_Problem:_ Retype the material in full, keeping every word the same.

_Data provided:_

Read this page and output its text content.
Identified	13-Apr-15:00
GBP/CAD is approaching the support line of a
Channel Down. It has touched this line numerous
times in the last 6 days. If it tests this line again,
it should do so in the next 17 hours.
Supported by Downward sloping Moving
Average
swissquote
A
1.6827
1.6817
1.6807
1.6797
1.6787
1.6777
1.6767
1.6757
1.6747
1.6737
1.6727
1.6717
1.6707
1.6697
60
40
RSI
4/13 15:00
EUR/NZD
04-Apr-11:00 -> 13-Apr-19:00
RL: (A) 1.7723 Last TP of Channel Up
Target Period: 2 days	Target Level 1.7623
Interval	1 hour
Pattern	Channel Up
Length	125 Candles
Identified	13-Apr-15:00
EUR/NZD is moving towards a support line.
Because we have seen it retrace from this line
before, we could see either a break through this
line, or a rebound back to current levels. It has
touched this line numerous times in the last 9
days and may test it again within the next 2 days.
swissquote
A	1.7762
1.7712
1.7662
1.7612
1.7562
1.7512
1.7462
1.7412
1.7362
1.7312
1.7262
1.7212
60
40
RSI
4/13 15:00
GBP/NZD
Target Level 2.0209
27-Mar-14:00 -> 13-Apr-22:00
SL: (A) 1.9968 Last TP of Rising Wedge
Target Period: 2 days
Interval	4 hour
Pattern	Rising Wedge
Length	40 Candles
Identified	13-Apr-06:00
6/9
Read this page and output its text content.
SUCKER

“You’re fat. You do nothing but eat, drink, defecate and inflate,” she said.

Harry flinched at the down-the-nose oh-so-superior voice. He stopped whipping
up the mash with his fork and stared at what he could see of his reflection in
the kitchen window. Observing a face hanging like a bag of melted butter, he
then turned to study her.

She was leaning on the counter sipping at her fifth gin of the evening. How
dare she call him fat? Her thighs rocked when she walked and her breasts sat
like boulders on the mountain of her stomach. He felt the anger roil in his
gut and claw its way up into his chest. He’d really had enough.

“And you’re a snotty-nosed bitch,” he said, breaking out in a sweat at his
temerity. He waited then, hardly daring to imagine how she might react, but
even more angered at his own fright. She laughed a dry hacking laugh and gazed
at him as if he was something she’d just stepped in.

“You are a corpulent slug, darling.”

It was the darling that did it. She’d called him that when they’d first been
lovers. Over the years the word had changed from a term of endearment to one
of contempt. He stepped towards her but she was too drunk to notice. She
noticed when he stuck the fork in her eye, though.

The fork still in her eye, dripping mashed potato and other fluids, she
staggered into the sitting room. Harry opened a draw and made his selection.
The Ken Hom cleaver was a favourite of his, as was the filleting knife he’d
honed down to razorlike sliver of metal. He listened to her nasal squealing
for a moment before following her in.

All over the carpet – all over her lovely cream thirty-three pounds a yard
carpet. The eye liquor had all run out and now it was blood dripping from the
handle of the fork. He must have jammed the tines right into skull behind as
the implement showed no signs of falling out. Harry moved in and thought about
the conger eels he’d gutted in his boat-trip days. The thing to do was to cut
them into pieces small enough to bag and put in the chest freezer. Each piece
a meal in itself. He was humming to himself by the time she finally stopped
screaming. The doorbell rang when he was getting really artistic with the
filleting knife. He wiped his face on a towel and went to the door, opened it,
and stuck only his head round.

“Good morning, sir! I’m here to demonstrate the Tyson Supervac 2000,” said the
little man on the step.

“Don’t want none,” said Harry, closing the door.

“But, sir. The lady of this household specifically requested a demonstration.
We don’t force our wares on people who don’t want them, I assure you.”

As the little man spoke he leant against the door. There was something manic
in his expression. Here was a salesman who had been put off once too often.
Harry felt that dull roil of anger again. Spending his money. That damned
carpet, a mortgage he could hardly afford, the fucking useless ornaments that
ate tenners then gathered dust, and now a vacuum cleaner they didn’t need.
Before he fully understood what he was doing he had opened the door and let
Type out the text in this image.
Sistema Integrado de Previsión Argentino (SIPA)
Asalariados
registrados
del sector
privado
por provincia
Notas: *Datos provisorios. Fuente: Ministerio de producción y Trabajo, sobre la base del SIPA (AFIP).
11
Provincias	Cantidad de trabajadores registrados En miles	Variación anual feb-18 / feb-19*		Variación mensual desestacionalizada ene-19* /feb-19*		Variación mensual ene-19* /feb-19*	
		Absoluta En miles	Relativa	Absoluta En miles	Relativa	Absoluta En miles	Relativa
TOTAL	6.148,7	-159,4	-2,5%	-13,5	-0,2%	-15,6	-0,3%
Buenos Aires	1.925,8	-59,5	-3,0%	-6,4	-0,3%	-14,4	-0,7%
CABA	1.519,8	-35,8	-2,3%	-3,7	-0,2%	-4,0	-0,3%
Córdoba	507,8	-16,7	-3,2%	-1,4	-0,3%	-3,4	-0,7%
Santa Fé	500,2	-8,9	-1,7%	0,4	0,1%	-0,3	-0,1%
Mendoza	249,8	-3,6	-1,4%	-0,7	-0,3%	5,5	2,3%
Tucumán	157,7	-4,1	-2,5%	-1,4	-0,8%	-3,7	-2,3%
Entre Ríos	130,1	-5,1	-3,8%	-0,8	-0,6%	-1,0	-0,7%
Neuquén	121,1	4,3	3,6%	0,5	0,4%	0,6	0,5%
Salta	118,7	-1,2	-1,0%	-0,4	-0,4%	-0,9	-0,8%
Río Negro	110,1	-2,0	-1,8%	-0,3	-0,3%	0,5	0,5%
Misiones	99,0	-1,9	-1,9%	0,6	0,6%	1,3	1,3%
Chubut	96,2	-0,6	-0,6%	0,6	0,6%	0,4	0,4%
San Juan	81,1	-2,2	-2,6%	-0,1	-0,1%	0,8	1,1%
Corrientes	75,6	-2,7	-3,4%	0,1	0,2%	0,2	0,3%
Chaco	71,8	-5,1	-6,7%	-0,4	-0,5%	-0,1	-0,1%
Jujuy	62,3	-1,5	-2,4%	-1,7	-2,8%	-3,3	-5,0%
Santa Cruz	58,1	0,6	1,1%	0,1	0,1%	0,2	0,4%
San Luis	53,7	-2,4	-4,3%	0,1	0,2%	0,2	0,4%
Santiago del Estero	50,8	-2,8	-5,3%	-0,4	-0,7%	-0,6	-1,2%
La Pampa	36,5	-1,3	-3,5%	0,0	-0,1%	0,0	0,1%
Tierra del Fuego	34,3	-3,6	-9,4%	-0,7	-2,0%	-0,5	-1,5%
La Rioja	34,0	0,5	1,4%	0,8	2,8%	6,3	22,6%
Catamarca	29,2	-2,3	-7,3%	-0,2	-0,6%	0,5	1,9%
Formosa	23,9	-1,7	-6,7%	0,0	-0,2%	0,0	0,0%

_Response to this exercise:_
Read this page and output its text content.
Identified	13-Apr-15:00
GBP/CAD is approaching the support line of a
Channel Down. It has touched this line numerous
times in the last 6 days. If it tests this line again,
it should do so in the next 17 hours.
Supported by Downward sloping Moving
Average
swissquote
A
1.6827
1.6817
1.6807
1.6797
1.6787
1.6777
1.6767
1.6757
1.6747
1.6737
1.6727
1.6717
1.6707
1.6697
60
40
RSI
4/13 15:00
EUR/NZD
04-Apr-11:00 -> 13-Apr-19:00
RL: (A) 1.7723 Last TP of Channel Up
Target Period: 2 days	Target Level 1.7623
Interval	1 hour
Pattern	Channel Up
Length	125 Candles
Identified	13-Apr-15:00
EUR/NZD is moving towards a support line.
Because we have seen it retrace from this line
before, we could see either a break through this
line, or a rebound back to current levels. It has
touched this line numerous times in the last 9
days and may test it again within the next 2 days.
swissquote
A	1.7762
1.7712
1.7662
1.7612
1.7562
1.7512
1.7462
1.7412
1.7362
1.7312
1.7262
1.7212
60
40
RSI
4/13 15:00
GBP/NZD
Target Level 2.0209
27-Mar-14:00 -> 13-Apr-22:00
SL: (A) 1.9968 Last TP of Rising Wedge
Target Period: 2 days
Interval	4 hour
Pattern	Rising Wedge
Length	40 Candles
Identified	13-Apr-06:00
6/9
Read this page and output its text content.
SUCKER

“You’re fat. You do nothing but eat, drink, defecate and inflate,” she said.

Harry flinched at the down-the-nose oh-so-superior voice. He stopped whipping
up the mash with his fork and stared at what he could see of his reflection in
the kitchen window. Observing a face hanging like a bag of melted butter, he
then turned to study her.

She was leaning on the counter sipping at her fifth gin of the evening. How
dare she call him fat? Her thighs rocked when she walked and her breasts sat
like boulders on the mountain of her stomach. He felt the anger roil in his
gut and claw its way up into his chest. He’d really had enough.

“And you’re a snotty-nosed bitch,” he said, breaking out in a sweat at his
temerity. He waited then, hardly daring to imagine how she might react, but
even more angered at his own fright. She laughed a dry hacking laugh and gazed
at him as if he was something she’d just stepped in.

“You are a corpulent slug, darling.”

It was the darling that did it. She’d called him that when they’d first been
lovers. Over the years the word had changed from a term of endearment to one
of contempt. He stepped towards her but she was too drunk to notice. She
noticed when he stuck the fork in her eye, though.

The fork still in her eye, dripping mashed potato and other fluids, she
staggered into the sitting room. Harry opened a draw and made his selection.
The Ken Hom cleaver was a favourite of his, as was the filleting knife he’d
honed down to razorlike sliver of metal. He listened to her nasal squealing
for a moment before following her in.

All over the carpet – all over her lovely cream thirty-three pounds a yard
carpet. The eye liquor had all run out and now it was blood dripping from the
handle of the fork. He must have jammed the tines right into skull behind as
the implement showed no signs of falling out. Harry moved in and thought about
the conger eels he’d gutted in his boat-trip days. The thing to do was to cut
them into pieces small enough to bag and put in the chest freezer. Each piece
a meal in itself. He was humming to himself by the time she finally stopped
screaming. The doorbell rang when he was getting really artistic with the
filleting knife. He wiped his face on a towel and went to the door, opened it,
and stuck only his head round.

“Good morning, sir! I’m here to demonstrate the Tyson Supervac 2000,” said the
little man on the step.

“Don’t want none,” said Harry, closing the door.

“But, sir. The lady of this household specifically requested a demonstration.
We don’t force our wares on people who don’t want them, I assure you.”

As the little man spoke he leant against the door. There was something manic
in his expression. Here was a salesman who had been put off once too often.
Harry felt that dull roil of anger again. Spending his money. That damned
carpet, a mortgage he could hardly afford, the fucking useless ornaments that
ate tenners then gathered dust, and now a vacuum cleaner they didn’t need.
Before he fully understood what he was doing he had opened the door and let
Type out the text in this image.
Sistema Integrado de Previsión Argentino (SIPA)
Asalariados
registrados
del sector
privado
por provincia
Notas: *Datos provisorios. Fuente: Ministerio de producción y Trabajo, sobre la base del SIPA (AFIP).
11
Provincias	Cantidad de trabajadores registrados En miles	Variación anual feb-18 / feb-19*		Variación mensual desestacionalizada ene-19* /feb-19*		Variación mensual ene-19* /feb-19*	
		Absoluta En miles	Relativa	Absoluta En miles	Relativa	Absoluta En miles	Relativa
TOTAL	6.148,7	-159,4	-2,5%	-13,5	-0,2%	-15,6	-0,3%
Buenos Aires	1.925,8	-59,5	-3,0%	-6,4	-0,3%	-14,4	-0,7%
CABA	1.519,8	-35,8	-2,3%	-3,7	-0,2%	-4,0	-0,3%
Córdoba	507,8	-16,7	-3,2%	-1,4	-0,3%	-3,4	-0,7%
Santa Fé	500,2	-8,9	-1,7%	0,4	0,1%	-0,3	-0,1%
Mendoza	249,8	-3,6	-1,4%	-0,7	-0,3%	5,5	2,3%
Tucumán	157,7	-4,1	-2,5%	-1,4	-0,8%	-3,7	-2,3%
Entre Ríos	130,1	-5,1	-3,8%	-0,8	-0,6%	-1,0	-0,7%
Neuquén	121,1	4,3	3,6%	0,5	0,4%	0,6	0,5%
Salta	118,7	-1,2	-1,0%	-0,4	-0,4%	-0,9	-0,8%
Río Negro	110,1	-2,0	-1,8%	-0,3	-0,3%	0,5	0,5%
Misiones	99,0	-1,9	-1,9%	0,6	0,6%	1,3	1,3%
Chubut	96,2	-0,6	-0,6%	0,6	0,6%	0,4	0,4%
San Juan	81,1	-2,2	-2,6%	-0,1	-0,1%	0,8	1,1%
Corrientes	75,6	-2,7	-3,4%	0,1	0,2%	0,2	0,3%
Chaco	71,8	-5,1	-6,7%	-0,4	-0,5%	-0,1	-0,1%
Jujuy	62,3	-1,5	-2,4%	-1,7	-2,8%	-3,3	-5,0%
Santa Cruz	58,1	0,6	1,1%	0,1	0,1%	0,2	0,4%
San Luis	53,7	-2,4	-4,3%	0,1	0,2%	0,2	0,4%
Santiago del Estero	50,8	-2,8	-5,3%	-0,4	-0,7%	-0,6	-1,2%
La Pampa	36,5	-1,3	-3,5%	0,0	-0,1%	0,0	0,1%
Tierra del Fuego	34,3	-3,6	-9,4%	-0,7	-2,0%	-0,5	-1,5%
La Rioja	34,0	0,5	1,4%	0,8	2,8%	6,3	22,6%
Catamarca	29,2	-2,3	-7,3%	-0,2	-0,6%	0,5	1,9%
Formosa	23,9	-1,7	-6,7%	0,0	-0,2%	0,0	0,0%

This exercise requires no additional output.